### Aim of the exercise
Return the rows from the line containing "logo: RFID Protection" through the line containing "zipper pull <box>611 127 616 173</box>", inclusive, reproducing each one unchanged.

### Task material

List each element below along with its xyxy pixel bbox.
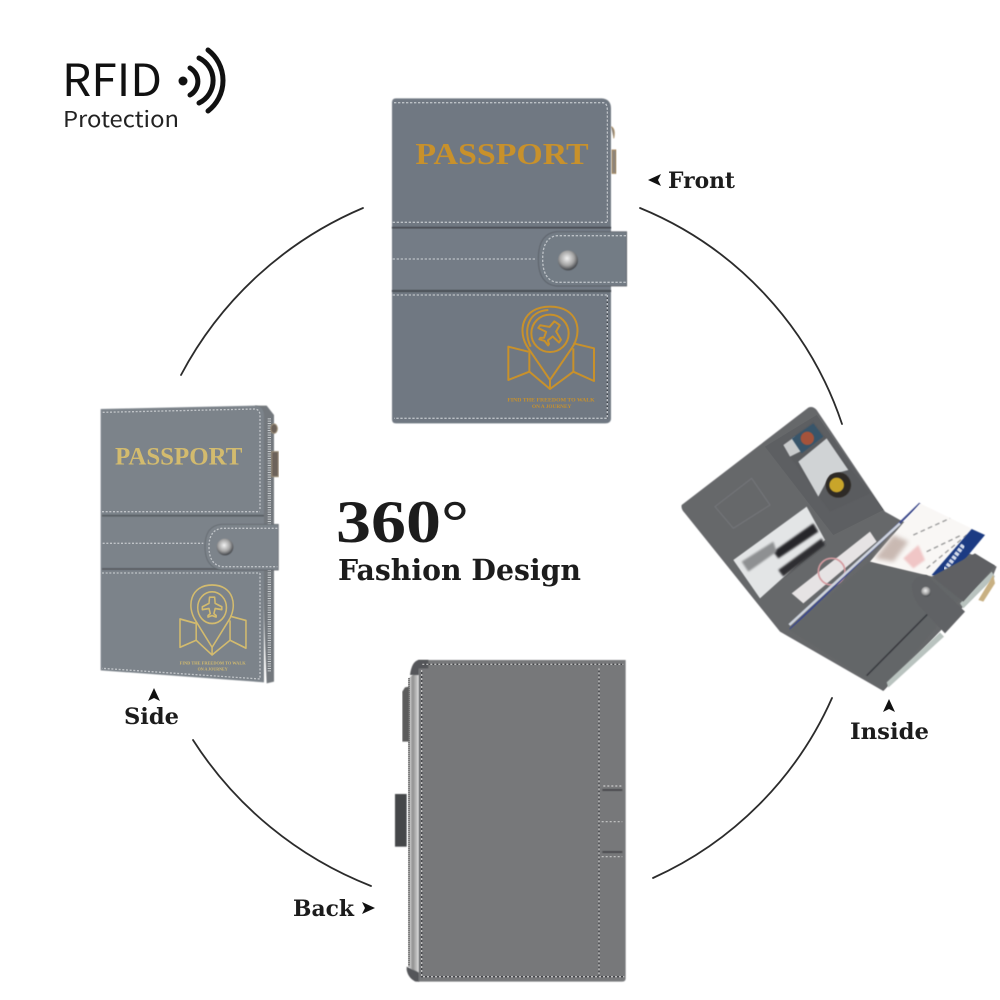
logo: RFID Protection <box>62 45 223 134</box>
strap with snap <box>538 232 627 286</box>
ID card with photo <box>782 422 870 512</box>
PASSPORT foil text: PASSPORT <box>415 137 589 171</box>
zipper pull <box>402 687 409 742</box>
emblem caption: FIND THE FREEDOM TO WALK <box>180 660 246 665</box>
emblem caption: ON A JOURNEY <box>532 405 572 410</box>
cover corners <box>407 660 428 982</box>
interior base and left page <box>681 407 997 691</box>
zipper <box>408 670 418 975</box>
wallet: inside view <box>681 407 997 691</box>
wallet: side view <box>101 406 278 683</box>
label: Back: Back <box>293 896 355 922</box>
emblem caption: ON A JOURNEY <box>198 666 228 671</box>
circular arrows <box>181 208 842 886</box>
cover <box>101 406 264 682</box>
label: Inside: Inside <box>850 719 929 745</box>
emblem caption <box>507 399 595 410</box>
arrow: Inside pointer <box>883 699 895 712</box>
Protection subheading: Protection <box>63 102 179 134</box>
emblem caption <box>180 660 246 671</box>
back cover <box>418 660 626 982</box>
right cover panel <box>789 562 963 690</box>
wallet: back view <box>395 660 626 982</box>
360 degrees: 360° <box>336 489 469 555</box>
label: Inside <box>850 699 929 745</box>
center title <box>336 489 581 587</box>
strap with snap <box>912 575 965 633</box>
icon: map pin with plane <box>180 585 246 655</box>
emblem caption: FIND THE FREEDOM TO WALK <box>507 399 595 404</box>
stitching <box>422 664 624 977</box>
boarding pass ticket <box>870 503 985 580</box>
arrow: Back pointer <box>362 902 375 914</box>
label: Front: Front <box>668 168 736 194</box>
arrow: Side pointer <box>148 688 160 701</box>
cover <box>392 98 611 423</box>
side tab <box>395 794 407 847</box>
arrow: Front pointer <box>648 174 661 186</box>
wallet: front view <box>392 98 627 423</box>
icon: map pin with plane <box>508 307 594 389</box>
RFID heading: RFID <box>62 45 162 109</box>
strap with snap <box>205 524 278 570</box>
zipper pull <box>271 424 278 477</box>
PASSPORT foil text: PASSPORT <box>115 442 242 470</box>
silver edge and zipper <box>887 553 995 688</box>
bank card in sleeve <box>733 507 825 598</box>
zipper pull <box>611 127 616 173</box>
label: Side <box>124 688 179 730</box>
document slot <box>789 503 920 629</box>
pocket slots <box>602 790 622 852</box>
zipper edge <box>255 406 274 683</box>
icon: wireless signal <box>178 50 223 111</box>
Fashion Design: Fashion Design <box>338 553 581 587</box>
label: Side: Side <box>124 704 179 730</box>
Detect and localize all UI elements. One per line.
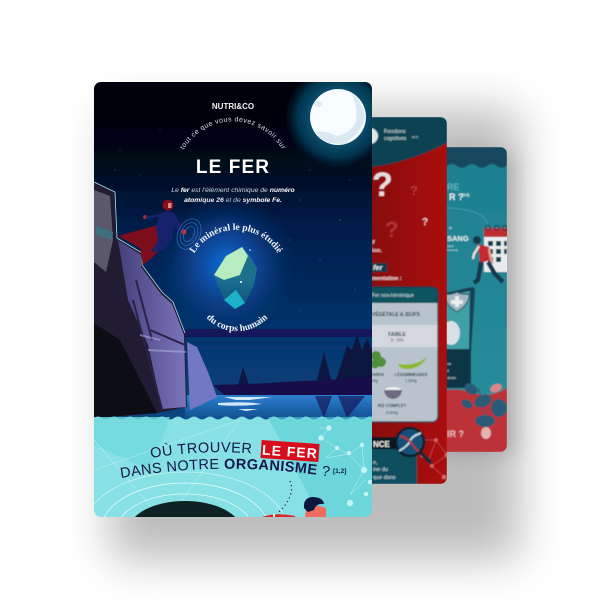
rice bowl xyxy=(384,387,402,399)
fonctions label: Fonctions xyxy=(384,129,406,135)
question marks: ? xyxy=(410,183,418,198)
dark lower rock xyxy=(94,323,157,418)
definition text: atomique 26 et de symbole Fe. xyxy=(184,197,282,204)
le fer highlight: LE FER xyxy=(262,442,318,461)
question marks: ? xyxy=(422,217,428,228)
sang label: avoir xyxy=(447,244,454,248)
reference superscript: [1,2] xyxy=(333,468,346,475)
dotted arc xyxy=(447,208,487,228)
question marks: ? xyxy=(372,166,393,204)
dotted path xyxy=(279,481,292,512)
sang label: le xyxy=(449,225,453,230)
fer highlight xyxy=(372,263,402,282)
sang label xyxy=(447,225,469,252)
tired person xyxy=(473,236,503,283)
dark text box xyxy=(446,348,472,388)
black banner: NCE xyxy=(373,440,391,449)
teal section with wavy top xyxy=(94,416,374,517)
far cliff xyxy=(187,342,217,410)
trees xyxy=(238,335,372,385)
curved text top: Le minéral le plus étudié xyxy=(189,223,284,254)
fonctions label: [E-F] xyxy=(412,135,418,139)
table: non-heme iron: Fer non-héminique xyxy=(372,293,414,299)
food quantities: 0,6mg xyxy=(386,410,398,415)
footer text: que dans xyxy=(373,475,396,481)
teal footer block xyxy=(372,448,418,484)
dark wavy header xyxy=(446,147,507,168)
moon reflection xyxy=(218,397,272,411)
black banner xyxy=(372,436,398,450)
moon icon fragment xyxy=(372,127,379,145)
definition text xyxy=(171,187,295,204)
sky stars xyxy=(114,130,356,310)
food quantities: 1,6mg xyxy=(405,378,417,383)
food labels: RIZ COMPLET xyxy=(378,403,407,408)
network pattern xyxy=(318,426,372,506)
lake xyxy=(185,395,372,419)
sang label: énormal. xyxy=(447,248,459,252)
panel: middle card, functions and sources xyxy=(372,117,447,484)
lit rock face xyxy=(94,190,113,272)
swimmer figure xyxy=(262,497,326,517)
calendar icon xyxy=(483,224,507,273)
moon xyxy=(310,89,366,145)
heading fragment xyxy=(447,182,469,202)
food labels xyxy=(372,372,428,408)
table border xyxy=(372,286,440,424)
brand logo: NUTRI&CO xyxy=(212,102,254,111)
body xyxy=(151,211,184,252)
crystal xyxy=(214,247,257,309)
curved intro text: tout ce que vous devez savoir sur xyxy=(180,116,286,150)
food quantities xyxy=(372,378,417,415)
dark far shore xyxy=(213,376,372,396)
main title: LE FER xyxy=(196,157,270,178)
table: non-heme iron: FAIBLE xyxy=(388,332,407,338)
footer text xyxy=(373,460,396,481)
cape xyxy=(118,225,168,265)
pea pod xyxy=(398,356,428,369)
table: non-heme iron xyxy=(372,286,438,422)
category: VÉGÉTALE & ŒUFS xyxy=(372,310,421,318)
footer text: ine du xyxy=(373,467,388,473)
moon glow xyxy=(286,82,372,167)
question marks: ? xyxy=(385,217,398,242)
heading fragment: R ? xyxy=(449,192,464,202)
fer highlight: mentation : xyxy=(372,276,402,282)
table header xyxy=(372,286,438,304)
dark text box: it xyxy=(447,368,450,373)
horizon bands xyxy=(185,329,372,349)
magnifier with DNA xyxy=(396,428,430,462)
concentric rings xyxy=(83,472,287,588)
rim light xyxy=(94,182,185,333)
dark text box: dosé. xyxy=(447,375,457,380)
night sky xyxy=(94,82,372,422)
network pattern xyxy=(420,438,449,479)
energy swirl xyxy=(172,215,206,253)
food quantities: mg xyxy=(372,378,378,383)
hands xyxy=(181,229,187,235)
red footer xyxy=(446,388,507,452)
dark text box: ve xyxy=(447,361,452,366)
intro text fragment: y xyxy=(372,239,376,245)
plant illustration xyxy=(460,381,507,439)
blue glow xyxy=(154,193,298,337)
cracks xyxy=(133,280,185,409)
table: non-heme iron: 3 - 5% xyxy=(390,338,404,342)
superhero xyxy=(118,200,187,265)
panel: front cover card xyxy=(94,82,372,517)
heading fragment: [5,6] xyxy=(462,193,469,197)
sang label: SANG xyxy=(447,234,469,243)
food labels: ARDS xyxy=(372,372,384,377)
intro text fragment xyxy=(372,239,382,254)
dark teal header xyxy=(372,117,447,168)
curved text bottom: du corps humain xyxy=(207,315,268,333)
teal facets xyxy=(94,417,372,517)
drop shadows behind the cards xyxy=(110,110,520,560)
fer highlight: fer xyxy=(373,263,384,272)
leaves xyxy=(370,351,386,368)
absorption band xyxy=(372,324,438,348)
question fragment: IR ? xyxy=(447,429,464,439)
phone and shield xyxy=(446,286,476,352)
footer text: e, xyxy=(373,460,378,466)
intro text fragment: ion. xyxy=(372,248,382,254)
head xyxy=(163,200,173,210)
heading line two: DANS NOTRE ORGANISME ? xyxy=(120,458,330,478)
purple rock face xyxy=(118,240,186,409)
fonctions label xyxy=(384,129,418,142)
question marks xyxy=(372,171,428,238)
cliff xyxy=(94,182,187,418)
definition text: Le fer est l'élément chimique de numéro xyxy=(171,187,295,194)
panel: back card, symptoms xyxy=(446,147,507,452)
heading line one: OÙ TROUVER xyxy=(150,442,251,458)
fonctions label: cognitives xyxy=(384,136,407,142)
dark circle xyxy=(129,501,241,559)
food labels: LÉGUMINEUSES xyxy=(395,372,428,377)
heading fragment: RE xyxy=(447,182,460,192)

### Solution to this exercise
logo: RFID Protection <box>62 45 223 134</box>
strap with snap <box>538 232 627 286</box>
ID card with photo <box>782 422 870 512</box>
PASSPORT foil text: PASSPORT <box>415 137 589 171</box>
zipper pull <box>402 687 409 742</box>
emblem caption: FIND THE FREEDOM TO WALK <box>180 660 246 665</box>
emblem caption: ON A JOURNEY <box>532 405 572 410</box>
cover corners <box>407 660 428 982</box>
interior base and left page <box>681 407 997 691</box>
zipper <box>408 670 418 975</box>
wallet: inside view <box>681 407 997 691</box>
wallet: side view <box>101 406 278 683</box>
label: Back: Back <box>293 896 355 922</box>
emblem caption: ON A JOURNEY <box>198 666 228 671</box>
circular arrows <box>181 208 842 886</box>
cover <box>101 406 264 682</box>
label: Inside: Inside <box>850 719 929 745</box>
emblem caption <box>507 399 595 410</box>
arrow: Inside pointer <box>883 699 895 712</box>
Protection subheading: Protection <box>63 102 179 134</box>
emblem caption <box>180 660 246 671</box>
back cover <box>418 660 626 982</box>
right cover panel <box>789 562 963 690</box>
wallet: back view <box>395 660 626 982</box>
360 degrees: 360° <box>336 489 469 555</box>
label: Inside <box>850 699 929 745</box>
center title <box>336 489 581 587</box>
strap with snap <box>912 575 965 633</box>
icon: map pin with plane <box>180 585 246 655</box>
emblem caption: FIND THE FREEDOM TO WALK <box>507 399 595 404</box>
stitching <box>422 664 624 977</box>
boarding pass ticket <box>870 503 985 580</box>
arrow: Back pointer <box>362 902 375 914</box>
label: Front: Front <box>668 168 736 194</box>
arrow: Side pointer <box>148 688 160 701</box>
cover <box>392 98 611 423</box>
side tab <box>395 794 407 847</box>
arrow: Front pointer <box>648 174 661 186</box>
wallet: front view <box>392 98 627 423</box>
icon: map pin with plane <box>508 307 594 389</box>
RFID heading: RFID <box>62 45 162 109</box>
strap with snap <box>205 524 278 570</box>
zipper pull <box>271 424 278 477</box>
PASSPORT foil text: PASSPORT <box>115 442 242 470</box>
silver edge and zipper <box>887 553 995 688</box>
bank card in sleeve <box>733 507 825 598</box>
zipper pull <box>611 127 616 173</box>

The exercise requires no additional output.